**Problem to solve:** Copy each of the entries below faithfully, setting aside any pictures.

**Material supplied:**
* * *

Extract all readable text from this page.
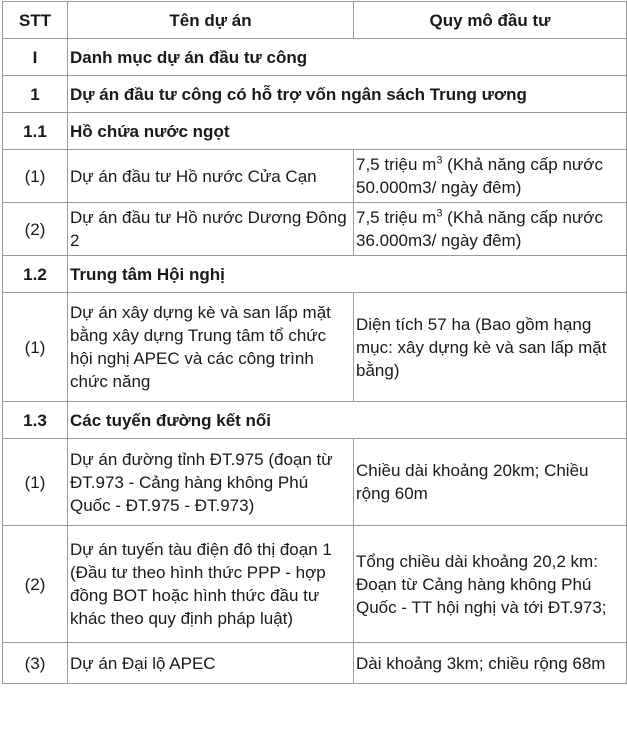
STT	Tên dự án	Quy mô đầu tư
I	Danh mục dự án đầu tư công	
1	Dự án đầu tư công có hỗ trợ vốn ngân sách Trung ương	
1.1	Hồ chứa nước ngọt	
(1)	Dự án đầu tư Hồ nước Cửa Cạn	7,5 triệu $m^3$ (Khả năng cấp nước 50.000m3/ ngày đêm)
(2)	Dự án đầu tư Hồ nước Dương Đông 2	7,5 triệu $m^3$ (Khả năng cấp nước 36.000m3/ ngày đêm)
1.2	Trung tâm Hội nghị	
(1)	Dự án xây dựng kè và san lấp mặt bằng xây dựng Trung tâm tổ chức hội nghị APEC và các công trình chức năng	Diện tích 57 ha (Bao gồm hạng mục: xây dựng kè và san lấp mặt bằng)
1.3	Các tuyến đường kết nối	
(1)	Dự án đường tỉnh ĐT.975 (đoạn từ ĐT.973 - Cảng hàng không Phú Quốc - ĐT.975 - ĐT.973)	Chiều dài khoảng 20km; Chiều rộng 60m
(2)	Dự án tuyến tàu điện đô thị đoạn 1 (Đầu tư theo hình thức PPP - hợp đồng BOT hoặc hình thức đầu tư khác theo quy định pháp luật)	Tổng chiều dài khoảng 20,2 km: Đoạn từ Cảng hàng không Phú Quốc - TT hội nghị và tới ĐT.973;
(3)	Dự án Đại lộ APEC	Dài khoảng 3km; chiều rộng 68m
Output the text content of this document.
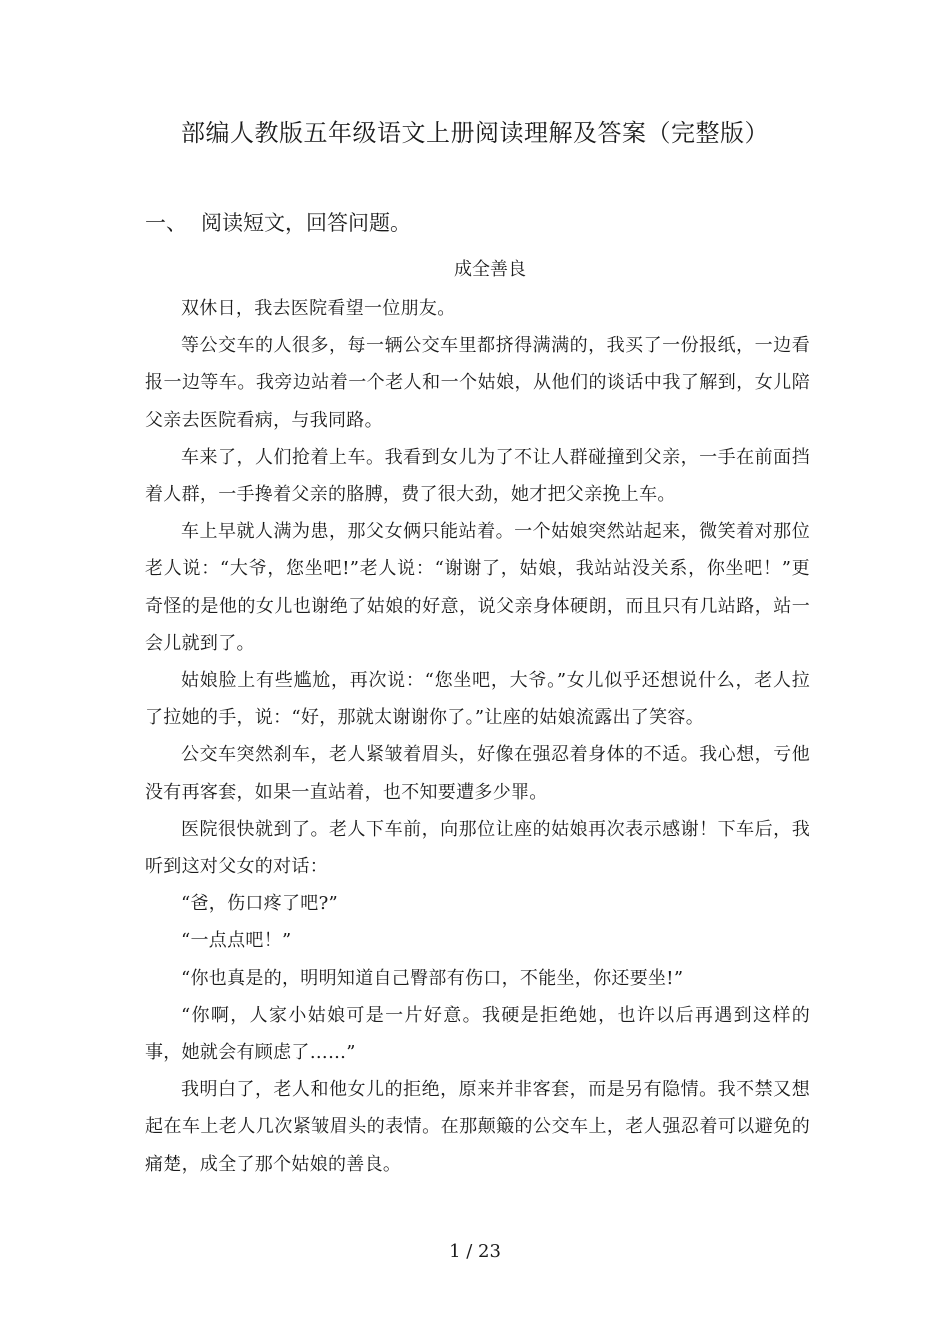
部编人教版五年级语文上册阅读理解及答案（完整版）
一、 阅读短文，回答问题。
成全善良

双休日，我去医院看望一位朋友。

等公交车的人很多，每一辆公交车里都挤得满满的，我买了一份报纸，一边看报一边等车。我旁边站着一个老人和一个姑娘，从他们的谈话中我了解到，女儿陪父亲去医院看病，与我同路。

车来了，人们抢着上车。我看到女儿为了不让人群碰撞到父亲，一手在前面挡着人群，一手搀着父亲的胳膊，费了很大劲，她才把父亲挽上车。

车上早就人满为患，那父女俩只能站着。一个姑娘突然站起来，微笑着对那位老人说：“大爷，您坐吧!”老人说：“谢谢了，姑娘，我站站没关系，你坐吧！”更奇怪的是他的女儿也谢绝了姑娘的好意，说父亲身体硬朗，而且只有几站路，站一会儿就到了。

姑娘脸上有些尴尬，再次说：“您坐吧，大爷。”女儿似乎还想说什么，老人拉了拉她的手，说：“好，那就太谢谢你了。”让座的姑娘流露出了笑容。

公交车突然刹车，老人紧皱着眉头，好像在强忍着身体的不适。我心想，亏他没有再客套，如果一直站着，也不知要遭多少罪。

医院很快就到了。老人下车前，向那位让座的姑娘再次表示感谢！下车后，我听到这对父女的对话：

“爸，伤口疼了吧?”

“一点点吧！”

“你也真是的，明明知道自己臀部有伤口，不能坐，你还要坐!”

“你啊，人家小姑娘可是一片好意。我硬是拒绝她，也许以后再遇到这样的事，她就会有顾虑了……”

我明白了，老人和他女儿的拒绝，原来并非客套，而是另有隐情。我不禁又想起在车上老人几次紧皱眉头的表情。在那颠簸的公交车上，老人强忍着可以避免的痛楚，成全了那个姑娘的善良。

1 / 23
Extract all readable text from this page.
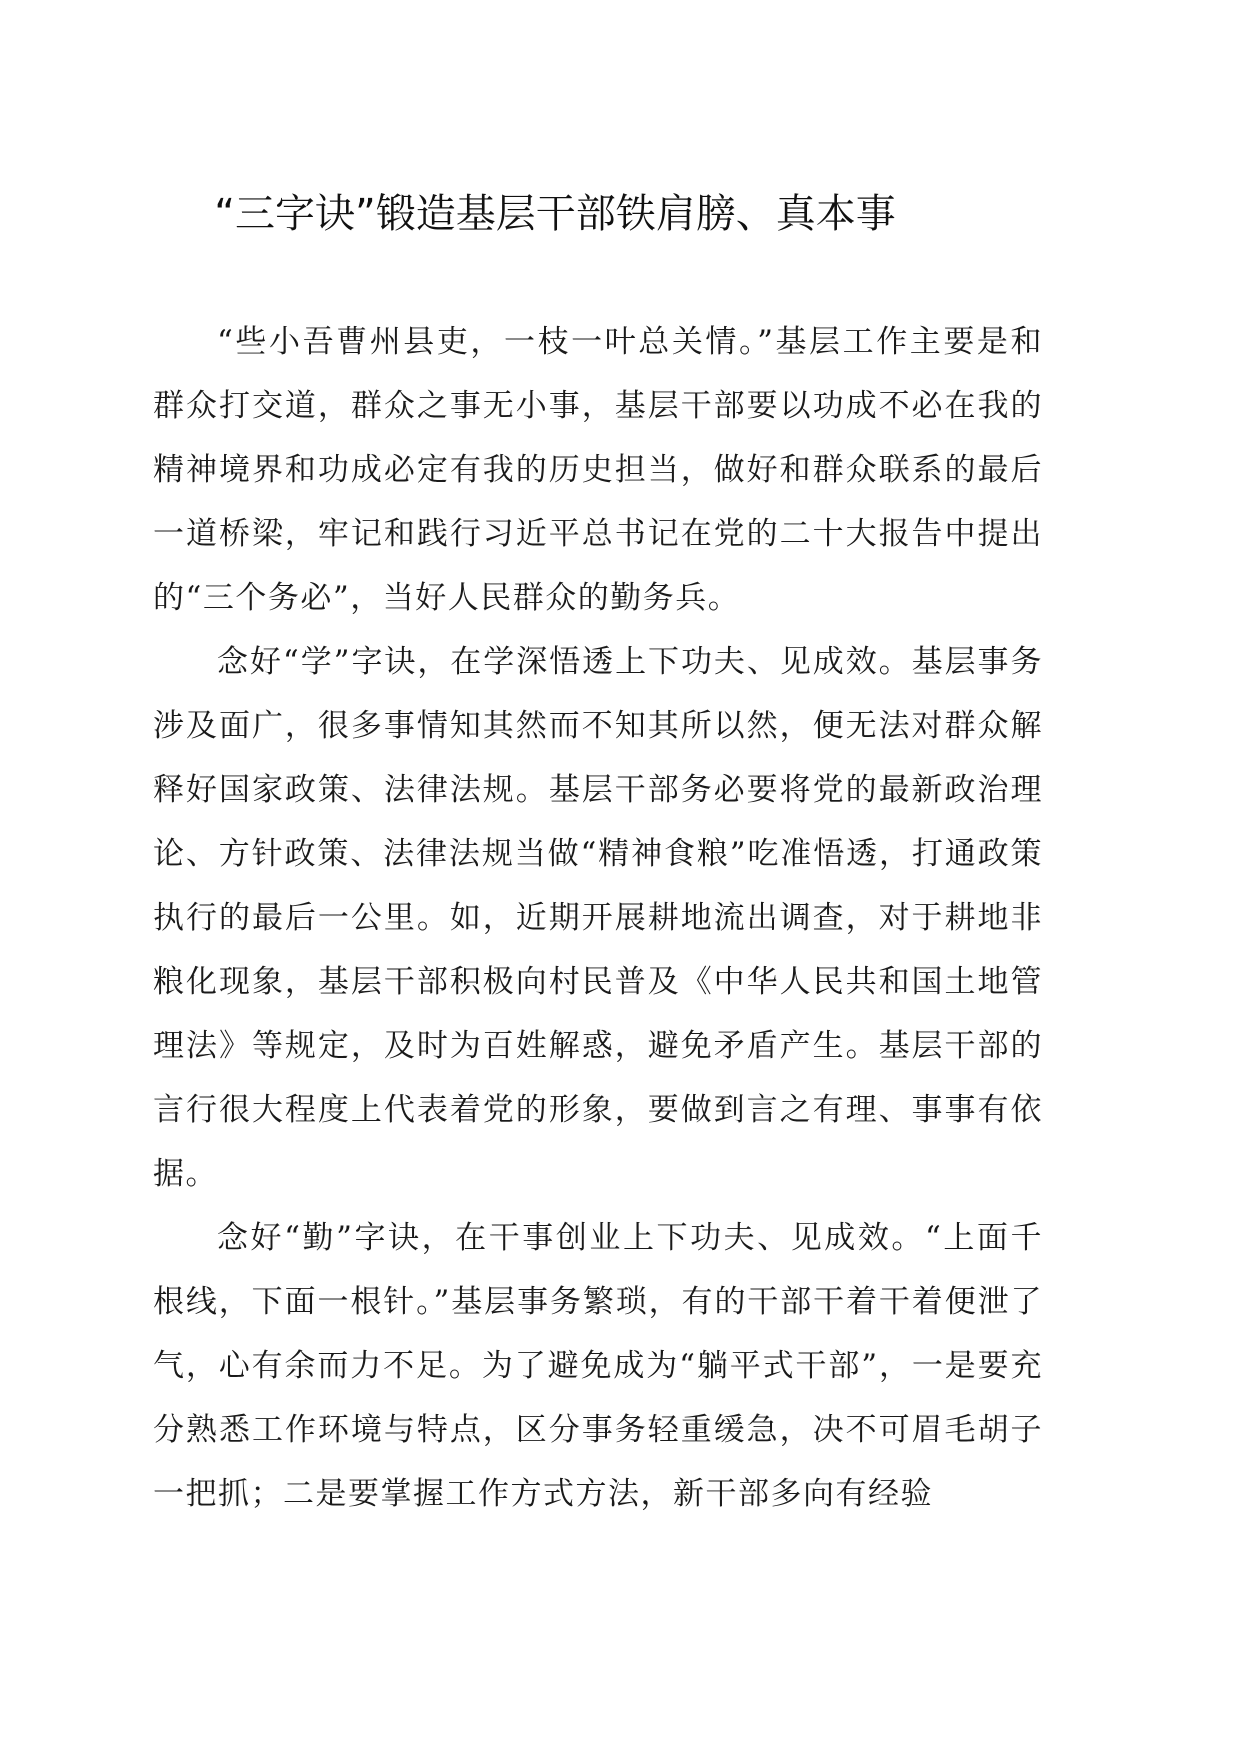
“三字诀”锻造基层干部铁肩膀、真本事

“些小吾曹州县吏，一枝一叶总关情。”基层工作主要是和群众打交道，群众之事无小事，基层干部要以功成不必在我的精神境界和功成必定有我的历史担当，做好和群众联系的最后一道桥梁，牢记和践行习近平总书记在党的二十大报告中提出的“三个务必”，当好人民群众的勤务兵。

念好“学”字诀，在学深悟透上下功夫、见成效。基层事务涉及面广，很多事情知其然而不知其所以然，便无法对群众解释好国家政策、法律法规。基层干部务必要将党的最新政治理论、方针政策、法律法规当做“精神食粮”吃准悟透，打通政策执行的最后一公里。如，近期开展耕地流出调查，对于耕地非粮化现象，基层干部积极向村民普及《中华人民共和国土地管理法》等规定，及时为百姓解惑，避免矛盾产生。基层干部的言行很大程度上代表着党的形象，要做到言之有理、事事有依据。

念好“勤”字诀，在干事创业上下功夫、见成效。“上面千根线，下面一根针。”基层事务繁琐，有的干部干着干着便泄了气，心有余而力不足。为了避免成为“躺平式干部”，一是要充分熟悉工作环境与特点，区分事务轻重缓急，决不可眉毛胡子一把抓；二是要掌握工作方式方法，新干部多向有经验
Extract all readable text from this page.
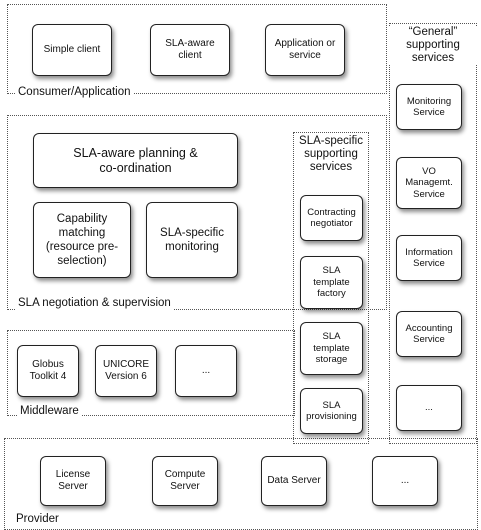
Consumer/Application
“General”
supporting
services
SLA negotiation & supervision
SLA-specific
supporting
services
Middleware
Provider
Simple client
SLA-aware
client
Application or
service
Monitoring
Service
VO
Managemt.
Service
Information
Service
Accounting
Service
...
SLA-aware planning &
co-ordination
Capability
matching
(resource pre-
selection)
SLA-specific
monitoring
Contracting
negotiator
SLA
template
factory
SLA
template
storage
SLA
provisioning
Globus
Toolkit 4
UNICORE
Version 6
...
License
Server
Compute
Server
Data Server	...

* * *

**Correct response:**
Extract all readable text from this page.
STT	Tên dự án	Quy mô đầu tư
I	Danh mục dự án đầu tư công	
1	Dự án đầu tư công có hỗ trợ vốn ngân sách Trung ương	
1.1	Hồ chứa nước ngọt	
(1)	Dự án đầu tư Hồ nước Cửa Cạn	7,5 triệu $m^3$ (Khả năng cấp nước 50.000m3/ ngày đêm)
(2)	Dự án đầu tư Hồ nước Dương Đông 2	7,5 triệu $m^3$ (Khả năng cấp nước 36.000m3/ ngày đêm)
1.2	Trung tâm Hội nghị	
(1)	Dự án xây dựng kè và san lấp mặt bằng xây dựng Trung tâm tổ chức hội nghị APEC và các công trình chức năng	Diện tích 57 ha (Bao gồm hạng mục: xây dựng kè và san lấp mặt bằng)
1.3	Các tuyến đường kết nối	
(1)	Dự án đường tỉnh ĐT.975 (đoạn từ ĐT.973 - Cảng hàng không Phú Quốc - ĐT.975 - ĐT.973)	Chiều dài khoảng 20km; Chiều rộng 60m
(2)	Dự án tuyến tàu điện đô thị đoạn 1 (Đầu tư theo hình thức PPP - hợp đồng BOT hoặc hình thức đầu tư khác theo quy định pháp luật)	Tổng chiều dài khoảng 20,2 km: Đoạn từ Cảng hàng không Phú Quốc - TT hội nghị và tới ĐT.973;
(3)	Dự án Đại lộ APEC	Dài khoảng 3km; chiều rộng 68m
Output the text content of this document.
部编人教版五年级语文上册阅读理解及答案（完整版）
一、 阅读短文，回答问题。
成全善良

双休日，我去医院看望一位朋友。

等公交车的人很多，每一辆公交车里都挤得满满的，我买了一份报纸，一边看报一边等车。我旁边站着一个老人和一个姑娘，从他们的谈话中我了解到，女儿陪父亲去医院看病，与我同路。

车来了，人们抢着上车。我看到女儿为了不让人群碰撞到父亲，一手在前面挡着人群，一手搀着父亲的胳膊，费了很大劲，她才把父亲挽上车。

车上早就人满为患，那父女俩只能站着。一个姑娘突然站起来，微笑着对那位老人说：“大爷，您坐吧!”老人说：“谢谢了，姑娘，我站站没关系，你坐吧！”更奇怪的是他的女儿也谢绝了姑娘的好意，说父亲身体硬朗，而且只有几站路，站一会儿就到了。

姑娘脸上有些尴尬，再次说：“您坐吧，大爷。”女儿似乎还想说什么，老人拉了拉她的手，说：“好，那就太谢谢你了。”让座的姑娘流露出了笑容。

公交车突然刹车，老人紧皱着眉头，好像在强忍着身体的不适。我心想，亏他没有再客套，如果一直站着，也不知要遭多少罪。

医院很快就到了。老人下车前，向那位让座的姑娘再次表示感谢！下车后，我听到这对父女的对话：

“爸，伤口疼了吧?”

“一点点吧！”

“你也真是的，明明知道自己臀部有伤口，不能坐，你还要坐!”

“你啊，人家小姑娘可是一片好意。我硬是拒绝她，也许以后再遇到这样的事，她就会有顾虑了……”

我明白了，老人和他女儿的拒绝，原来并非客套，而是另有隐情。我不禁又想起在车上老人几次紧皱眉头的表情。在那颠簸的公交车上，老人强忍着可以避免的痛楚，成全了那个姑娘的善良。

1 / 23
Extract all readable text from this page.
“三字诀”锻造基层干部铁肩膀、真本事

“些小吾曹州县吏，一枝一叶总关情。”基层工作主要是和群众打交道，群众之事无小事，基层干部要以功成不必在我的精神境界和功成必定有我的历史担当，做好和群众联系的最后一道桥梁，牢记和践行习近平总书记在党的二十大报告中提出的“三个务必”，当好人民群众的勤务兵。

念好“学”字诀，在学深悟透上下功夫、见成效。基层事务涉及面广，很多事情知其然而不知其所以然，便无法对群众解释好国家政策、法律法规。基层干部务必要将党的最新政治理论、方针政策、法律法规当做“精神食粮”吃准悟透，打通政策执行的最后一公里。如，近期开展耕地流出调查，对于耕地非粮化现象，基层干部积极向村民普及《中华人民共和国土地管理法》等规定，及时为百姓解惑，避免矛盾产生。基层干部的言行很大程度上代表着党的形象，要做到言之有理、事事有依据。

念好“勤”字诀，在干事创业上下功夫、见成效。“上面千根线，下面一根针。”基层事务繁琐，有的干部干着干着便泄了气，心有余而力不足。为了避免成为“躺平式干部”，一是要充分熟悉工作环境与特点，区分事务轻重缓急，决不可眉毛胡子一把抓；二是要掌握工作方式方法，新干部多向有经验
Extract all readable text from this page.
Consumer/Application
“General”
supporting
services
SLA negotiation & supervision
SLA-specific
supporting
services
Middleware
Provider
Simple client
SLA-aware
client
Application or
service
Monitoring
Service
VO
Managemt.
Service
Information
Service
Accounting
Service
...
SLA-aware planning &
co-ordination
Capability
matching
(resource pre-
selection)
SLA-specific
monitoring
Contracting
negotiator
SLA
template
factory
SLA
template
storage
SLA
provisioning
Globus
Toolkit 4
UNICORE
Version 6
...
License
Server
Compute
Server
Data Server	...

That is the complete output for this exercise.